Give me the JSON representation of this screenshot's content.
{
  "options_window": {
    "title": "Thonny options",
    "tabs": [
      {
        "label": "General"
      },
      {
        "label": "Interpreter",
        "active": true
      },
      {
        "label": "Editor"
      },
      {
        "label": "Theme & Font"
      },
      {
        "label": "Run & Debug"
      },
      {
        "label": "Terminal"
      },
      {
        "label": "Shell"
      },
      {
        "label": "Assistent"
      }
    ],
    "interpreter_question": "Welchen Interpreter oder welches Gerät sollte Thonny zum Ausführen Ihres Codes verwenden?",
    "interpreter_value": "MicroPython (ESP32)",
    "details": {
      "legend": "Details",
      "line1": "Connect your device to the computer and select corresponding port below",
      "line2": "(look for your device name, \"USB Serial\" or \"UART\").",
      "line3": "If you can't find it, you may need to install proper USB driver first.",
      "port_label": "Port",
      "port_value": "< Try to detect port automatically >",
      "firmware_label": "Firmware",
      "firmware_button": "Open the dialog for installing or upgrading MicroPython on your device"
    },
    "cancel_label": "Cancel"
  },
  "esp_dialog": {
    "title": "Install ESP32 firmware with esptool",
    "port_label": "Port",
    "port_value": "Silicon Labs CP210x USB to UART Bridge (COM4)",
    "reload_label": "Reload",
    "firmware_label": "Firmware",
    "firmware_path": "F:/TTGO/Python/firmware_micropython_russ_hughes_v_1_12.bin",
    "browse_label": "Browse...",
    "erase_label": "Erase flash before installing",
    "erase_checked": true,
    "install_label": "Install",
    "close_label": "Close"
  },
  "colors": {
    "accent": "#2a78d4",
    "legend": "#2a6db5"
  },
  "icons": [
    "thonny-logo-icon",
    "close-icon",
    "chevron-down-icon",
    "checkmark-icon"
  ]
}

--

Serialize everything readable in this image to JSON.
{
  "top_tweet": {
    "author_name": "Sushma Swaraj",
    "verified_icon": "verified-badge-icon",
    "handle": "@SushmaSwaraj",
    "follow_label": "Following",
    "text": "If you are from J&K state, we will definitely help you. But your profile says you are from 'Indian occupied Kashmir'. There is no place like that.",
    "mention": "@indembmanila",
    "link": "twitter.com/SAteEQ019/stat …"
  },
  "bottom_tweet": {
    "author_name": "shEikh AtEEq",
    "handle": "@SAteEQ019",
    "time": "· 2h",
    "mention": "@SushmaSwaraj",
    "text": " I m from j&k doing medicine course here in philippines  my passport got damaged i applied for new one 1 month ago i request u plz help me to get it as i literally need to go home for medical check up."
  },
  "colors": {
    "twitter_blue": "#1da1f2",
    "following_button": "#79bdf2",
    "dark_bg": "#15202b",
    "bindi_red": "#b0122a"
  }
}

**Given request:**
List every line in the records above that contains the word "mention".

**Written answer:**
    "mention": "@indembmanila",
    "mention": "@SushmaSwaraj",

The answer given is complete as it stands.